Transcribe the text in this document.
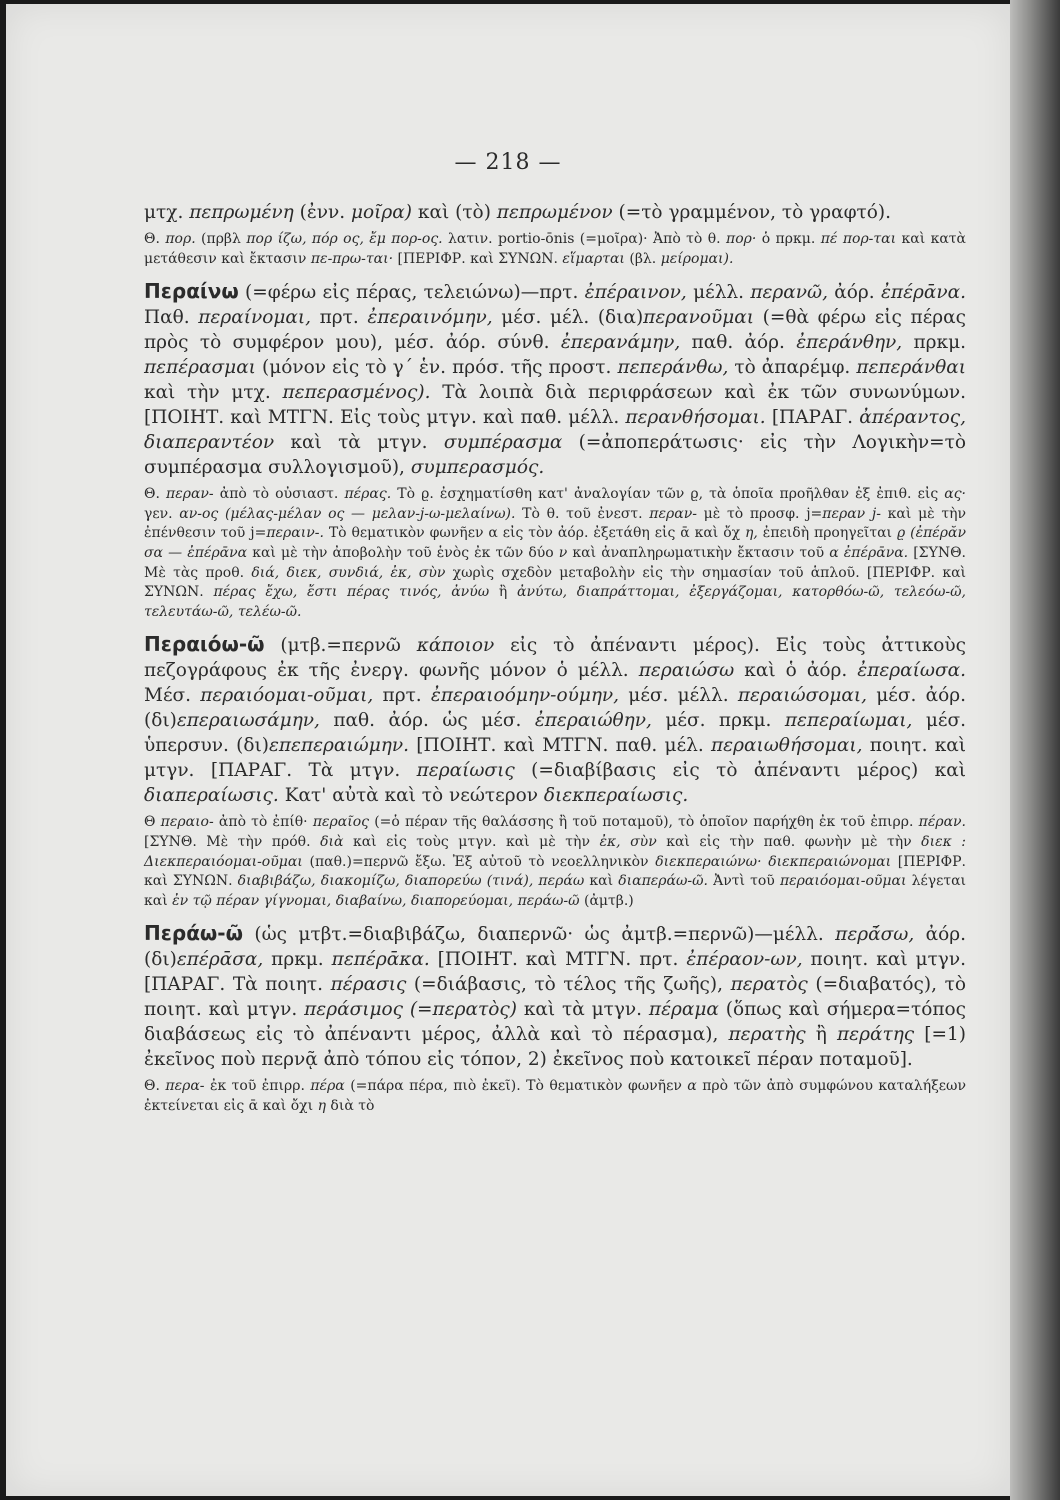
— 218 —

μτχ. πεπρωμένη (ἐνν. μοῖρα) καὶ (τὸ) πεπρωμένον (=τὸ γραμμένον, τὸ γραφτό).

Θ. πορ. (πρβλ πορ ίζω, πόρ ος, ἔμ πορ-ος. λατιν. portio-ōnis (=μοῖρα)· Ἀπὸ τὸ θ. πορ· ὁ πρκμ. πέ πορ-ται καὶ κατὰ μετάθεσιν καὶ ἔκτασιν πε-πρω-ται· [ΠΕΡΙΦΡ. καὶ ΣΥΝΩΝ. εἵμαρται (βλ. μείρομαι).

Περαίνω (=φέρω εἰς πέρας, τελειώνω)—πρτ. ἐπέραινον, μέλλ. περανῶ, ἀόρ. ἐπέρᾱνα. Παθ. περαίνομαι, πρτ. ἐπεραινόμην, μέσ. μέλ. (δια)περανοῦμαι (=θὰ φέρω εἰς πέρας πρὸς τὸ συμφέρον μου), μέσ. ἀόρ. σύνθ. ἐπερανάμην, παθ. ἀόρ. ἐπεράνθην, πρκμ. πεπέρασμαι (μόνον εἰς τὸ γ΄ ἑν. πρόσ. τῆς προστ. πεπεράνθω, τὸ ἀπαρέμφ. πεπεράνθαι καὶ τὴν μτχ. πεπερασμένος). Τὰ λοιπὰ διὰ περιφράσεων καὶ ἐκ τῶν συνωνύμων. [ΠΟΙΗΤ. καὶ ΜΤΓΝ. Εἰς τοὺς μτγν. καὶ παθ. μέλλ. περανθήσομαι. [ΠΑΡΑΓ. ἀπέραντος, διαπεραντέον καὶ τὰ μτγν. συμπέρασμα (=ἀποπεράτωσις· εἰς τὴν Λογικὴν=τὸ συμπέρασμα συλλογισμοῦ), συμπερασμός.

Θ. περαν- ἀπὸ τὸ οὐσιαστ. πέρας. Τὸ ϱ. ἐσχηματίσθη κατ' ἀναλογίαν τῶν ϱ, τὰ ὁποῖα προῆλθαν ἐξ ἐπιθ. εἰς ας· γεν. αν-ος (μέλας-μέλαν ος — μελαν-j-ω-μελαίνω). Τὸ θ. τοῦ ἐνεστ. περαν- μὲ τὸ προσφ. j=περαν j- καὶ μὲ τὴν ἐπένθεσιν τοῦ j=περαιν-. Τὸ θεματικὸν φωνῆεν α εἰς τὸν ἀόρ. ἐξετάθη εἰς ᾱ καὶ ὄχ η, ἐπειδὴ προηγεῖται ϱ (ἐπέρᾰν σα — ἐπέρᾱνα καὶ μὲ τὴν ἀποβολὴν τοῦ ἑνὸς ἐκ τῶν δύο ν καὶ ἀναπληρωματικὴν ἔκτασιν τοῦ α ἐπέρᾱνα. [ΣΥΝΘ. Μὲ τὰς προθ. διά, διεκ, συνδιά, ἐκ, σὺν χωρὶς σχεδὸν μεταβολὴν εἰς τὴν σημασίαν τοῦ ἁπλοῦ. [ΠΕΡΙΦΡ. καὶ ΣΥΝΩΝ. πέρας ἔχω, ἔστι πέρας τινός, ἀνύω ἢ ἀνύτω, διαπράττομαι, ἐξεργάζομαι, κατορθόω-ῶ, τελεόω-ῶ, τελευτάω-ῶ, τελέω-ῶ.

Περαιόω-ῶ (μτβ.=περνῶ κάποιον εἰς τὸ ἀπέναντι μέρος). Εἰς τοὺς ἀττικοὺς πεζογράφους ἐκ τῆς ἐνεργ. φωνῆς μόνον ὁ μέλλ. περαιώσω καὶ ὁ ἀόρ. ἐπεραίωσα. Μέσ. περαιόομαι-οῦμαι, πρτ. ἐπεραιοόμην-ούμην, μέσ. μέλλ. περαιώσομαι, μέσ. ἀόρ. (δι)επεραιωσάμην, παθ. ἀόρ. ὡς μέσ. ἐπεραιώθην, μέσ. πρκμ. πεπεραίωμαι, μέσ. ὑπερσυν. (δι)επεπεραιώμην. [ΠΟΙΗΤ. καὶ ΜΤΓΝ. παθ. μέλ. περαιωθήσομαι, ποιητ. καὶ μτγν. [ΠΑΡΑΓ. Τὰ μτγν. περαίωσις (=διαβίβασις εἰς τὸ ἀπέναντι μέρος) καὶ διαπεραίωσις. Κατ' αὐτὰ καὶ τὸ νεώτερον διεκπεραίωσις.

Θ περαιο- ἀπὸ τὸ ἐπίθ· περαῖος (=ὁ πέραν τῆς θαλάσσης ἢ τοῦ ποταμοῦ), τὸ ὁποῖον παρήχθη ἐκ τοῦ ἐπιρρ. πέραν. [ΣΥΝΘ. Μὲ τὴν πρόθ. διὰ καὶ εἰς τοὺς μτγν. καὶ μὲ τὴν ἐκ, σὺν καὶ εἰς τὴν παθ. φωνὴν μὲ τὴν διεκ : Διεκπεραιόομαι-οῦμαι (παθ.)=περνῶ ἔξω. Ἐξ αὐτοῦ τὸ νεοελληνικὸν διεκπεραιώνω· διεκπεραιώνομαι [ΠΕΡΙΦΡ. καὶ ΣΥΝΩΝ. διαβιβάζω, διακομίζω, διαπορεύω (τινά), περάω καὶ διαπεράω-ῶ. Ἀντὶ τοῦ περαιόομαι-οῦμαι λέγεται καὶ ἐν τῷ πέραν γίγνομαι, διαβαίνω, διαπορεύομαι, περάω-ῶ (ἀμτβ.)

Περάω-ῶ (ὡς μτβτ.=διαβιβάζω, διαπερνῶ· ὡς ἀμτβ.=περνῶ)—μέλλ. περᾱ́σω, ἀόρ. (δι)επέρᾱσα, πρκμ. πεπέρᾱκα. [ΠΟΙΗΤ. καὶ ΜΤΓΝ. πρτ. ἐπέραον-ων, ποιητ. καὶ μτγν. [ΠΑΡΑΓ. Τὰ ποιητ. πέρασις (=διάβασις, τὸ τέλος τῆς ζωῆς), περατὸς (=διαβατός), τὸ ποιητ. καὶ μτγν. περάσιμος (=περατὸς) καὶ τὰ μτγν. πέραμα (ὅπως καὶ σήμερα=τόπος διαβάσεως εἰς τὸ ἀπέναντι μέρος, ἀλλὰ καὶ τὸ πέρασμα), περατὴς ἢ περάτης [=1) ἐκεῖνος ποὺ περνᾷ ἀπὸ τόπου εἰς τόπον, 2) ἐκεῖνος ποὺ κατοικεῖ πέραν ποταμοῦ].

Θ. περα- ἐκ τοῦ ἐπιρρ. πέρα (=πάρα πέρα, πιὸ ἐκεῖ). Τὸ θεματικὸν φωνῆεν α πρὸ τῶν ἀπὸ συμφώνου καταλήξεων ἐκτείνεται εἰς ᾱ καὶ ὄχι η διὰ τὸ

■ DESCRIPTION OF THE TASK ■
Identify which lines contain the word "ἔκτασιν" and copy each one.

■ RESPONSE TO THE EXERCISE ■
Θ. πορ. (πρβλ πορ ίζω, πόρ ος, ἔμ πορ-ος. λατιν. portio-ōnis (=μοῖρα)· Ἀπὸ τὸ θ. πορ· ὁ πρκμ. πέ πορ-ται καὶ κατὰ μετάθεσιν καὶ ἔκτασιν πε-πρω-ται· [ΠΕΡΙΦΡ. καὶ ΣΥΝΩΝ. εἵμαρται (βλ. μείρομαι).
Θ. περαν- ἀπὸ τὸ οὐσιαστ. πέρας. Τὸ ϱ. ἐσχηματίσθη κατ' ἀναλογίαν τῶν ϱ, τὰ ὁποῖα προῆλθαν ἐξ ἐπιθ. εἰς ας· γεν. αν-ος (μέλας-μέλαν ος — μελαν-j-ω-μελαίνω). Τὸ θ. τοῦ ἐνεστ. περαν- μὲ τὸ προσφ. j=περαν j- καὶ μὲ τὴν ἐπένθεσιν τοῦ j=περαιν-. Τὸ θεματικὸν φωνῆεν α εἰς τὸν ἀόρ. ἐξετάθη εἰς ᾱ καὶ ὄχ η, ἐπειδὴ προηγεῖται ϱ (ἐπέρᾰν σα — ἐπέρᾱνα καὶ μὲ τὴν ἀποβολὴν τοῦ ἑνὸς ἐκ τῶν δύο ν καὶ ἀναπληρωματικὴν ἔκτασιν τοῦ α ἐπέρᾱνα. [ΣΥΝΘ. Μὲ τὰς προθ. διά, διεκ, συνδιά, ἐκ, σὺν χωρὶς σχεδὸν μεταβολὴν εἰς τὴν σημασίαν τοῦ ἁπλοῦ. [ΠΕΡΙΦΡ. καὶ ΣΥΝΩΝ. πέρας ἔχω, ἔστι πέρας τινός, ἀνύω ἢ ἀνύτω, διαπράττομαι, ἐξεργάζομαι, κατορθόω-ῶ, τελεόω-ῶ, τελευτάω-ῶ, τελέω-ῶ.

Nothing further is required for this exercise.